### REQUIREMENTS:
Copy every line in which the string "England" occurs.
-- BEGIN SUPPLIED INFORMATION --
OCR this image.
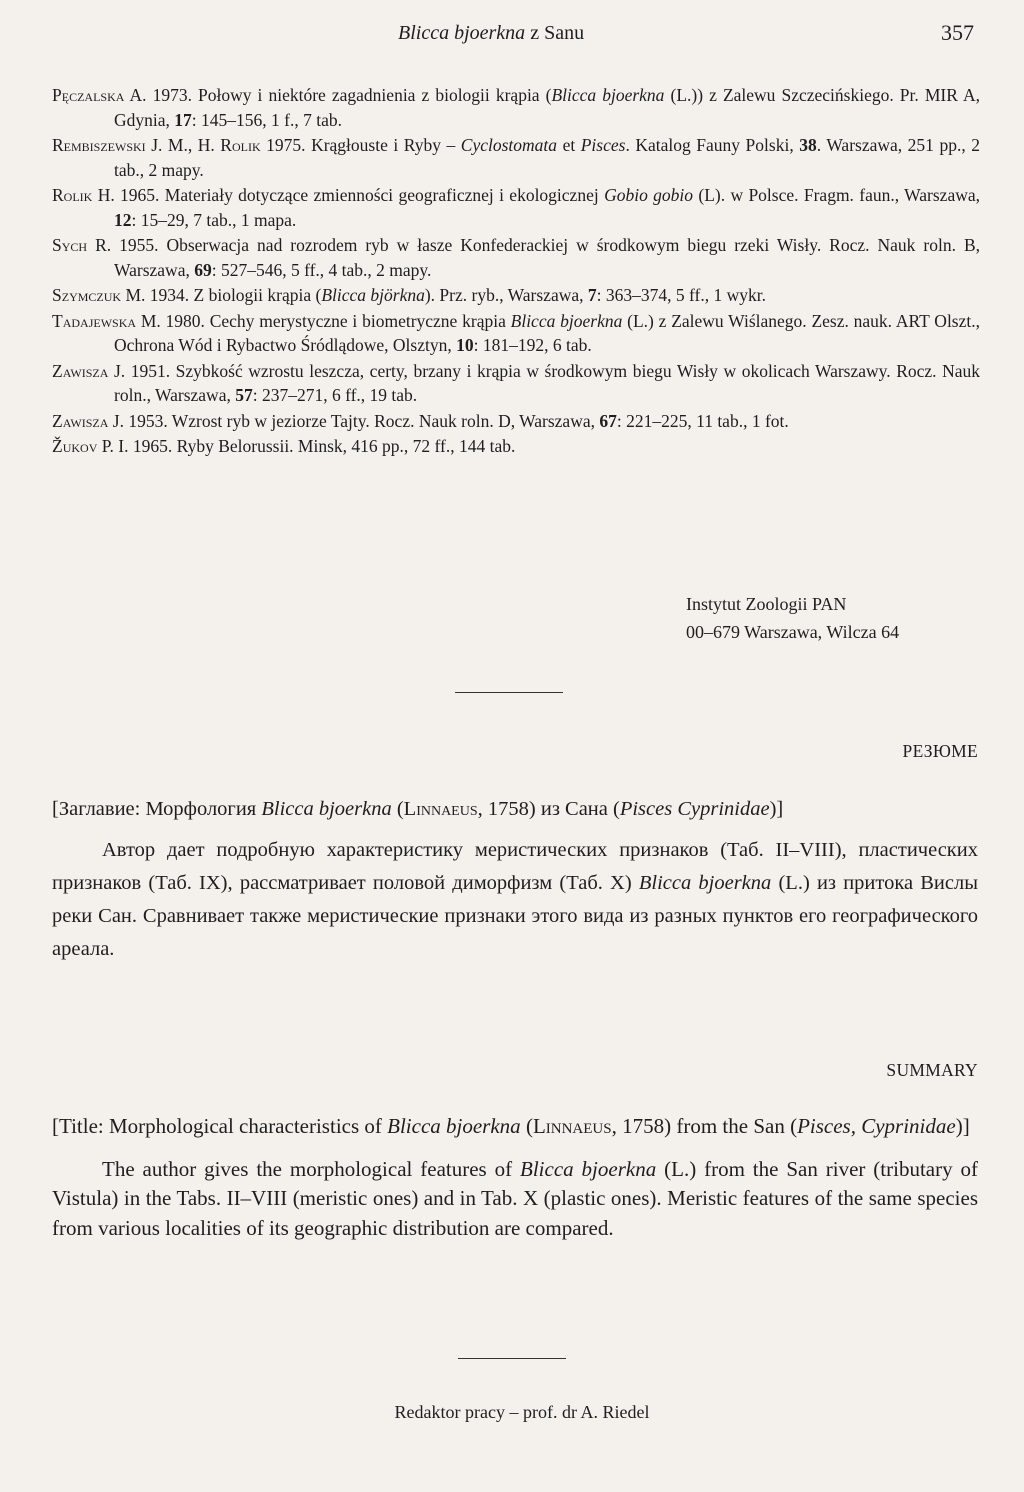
Blicca bjoerkna z Sanu	357
Pęczalska A. 1973. Połowy i niektóre zagadnienia z biologii krąpia (Blicca bjoerkna (L.)) z Zalewu Szczecińskiego. Pr. MIR A, Gdynia, 17: 145–156, 1 f., 7 tab.
Rembiszewski J. M., H. Rolik 1975. Krągłouste i Ryby – Cyclostomata et Pisces. Katalog Fauny Polski, 38. Warszawa, 251 pp., 2 tab., 2 mapy.
Rolik H. 1965. Materiały dotyczące zmienności geograficznej i ekologicznej Gobio gobio (L). w Polsce. Fragm. faun., Warszawa, 12: 15–29, 7 tab., 1 mapa.
Sych R. 1955. Obserwacja nad rozrodem ryb w łasze Konfederackiej w środkowym biegu rzeki Wisły. Rocz. Nauk roln. B, Warszawa, 69: 527–546, 5 ff., 4 tab., 2 mapy.
Szymczuk M. 1934. Z biologii krąpia (Blicca björkna). Prz. ryb., Warszawa, 7: 363–374, 5 ff., 1 wykr.
Tadajewska M. 1980. Cechy merystyczne i biometryczne krąpia Blicca bjoerkna (L.) z Zalewu Wiślanego. Zesz. nauk. ART Olszt., Ochrona Wód i Rybactwo Śródlądowe, Olsztyn, 10: 181–192, 6 tab.
Zawisza J. 1951. Szybkość wzrostu leszcza, certy, brzany i krąpia w środkowym biegu Wisły w okolicach Warszawy. Rocz. Nauk roln., Warszawa, 57: 237–271, 6 ff., 19 tab.
Zawisza J. 1953. Wzrost ryb w jeziorze Tajty. Rocz. Nauk roln. D, Warszawa, 67: 221–225, 11 tab., 1 fot.
Žukov P. I. 1965. Ryby Belorussii. Minsk, 416 pp., 72 ff., 144 tab.
Instytut Zoologii PAN
00–679 Warszawa, Wilcza 64
РЕЗЮМЕ

[Заглавие: Морфология Blicca bjoerkna (Linnaeus, 1758) из Сана (Pisces Cyprinidae)]

Автор дает подробную характеристику меристических признаков (Таб. II–VIII), пластических признаков (Таб. IX), рассматривает половой диморфизм (Таб. X) Blicca bjoerkna (L.) из притока Вислы реки Сан. Сравнивает также меристические признаки этого вида из разных пунктов его географического ареала.

SUMMARY

[Title: Morphological characteristics of Blicca bjoerkna (Linnaeus, 1758) from the San (Pisces, Cyprinidae)]

The author gives the morphological features of Blicca bjoerkna (L.) from the San river (tributary of Vistula) in the Tabs. II–VIII (meristic ones) and in Tab. X (plastic ones). Meristic features of the same species from various localities of its geographic distribution are compared.

Redaktor pracy – prof. dr A. Riedel
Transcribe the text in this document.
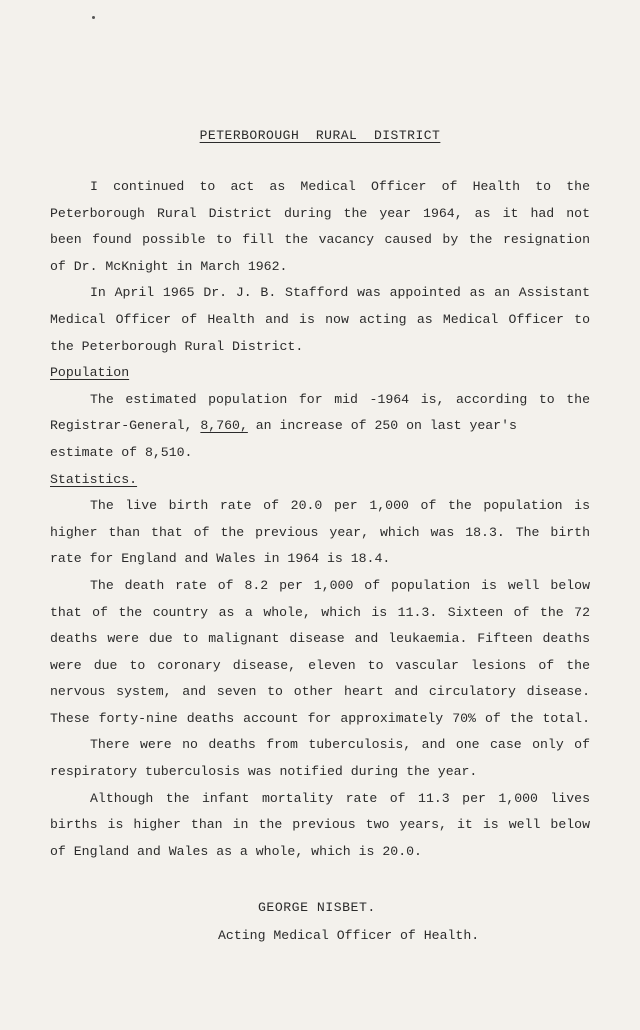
PETERBOROUGH  RURAL  DISTRICT
I continued to act as Medical Officer of Health to the
Peterborough Rural District during the year 1964, as it had not
been found possible to fill the vacancy caused by the resignation
of Dr. McKnight in March 1962.
In April 1965 Dr. J. B. Stafford was appointed as an Assistant
Medical Officer of Health and is now acting as Medical Officer to
the Peterborough Rural District.
Population
The estimated population for mid -1964 is, according to the
Registrar-General, 8,760, an increase of 250 on last year's
estimate of 8,510.
Statistics.
The live birth rate of 20.0 per 1,000 of the population is
higher than that of the previous year, which was 18.3. The birth
rate for England and Wales in 1964 is 18.4.
The death rate of 8.2 per 1,000 of population is well below
that of the country as a whole, which is 11.3. Sixteen of the 72
deaths were due to malignant disease and leukaemia. Fifteen deaths
were due to coronary disease, eleven to vascular lesions of the
nervous system, and seven to other heart and circulatory disease.
These forty-nine deaths account for approximately 70% of the total.
There were no deaths from tuberculosis, and one case only of
respiratory tuberculosis was notified during the year.
Although the infant mortality rate of 11.3 per 1,000 lives
births is higher than in the previous two years, it is well below
of England and Wales as a whole, which is 20.0.
GEORGE NISBET.
Acting Medical Officer of Health.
-- END SUPPLIED INFORMATION --
### RESPONSE TO THE TASK:
rate for England and Wales in 1964 is 18.4.
of England and Wales as a whole, which is 20.0.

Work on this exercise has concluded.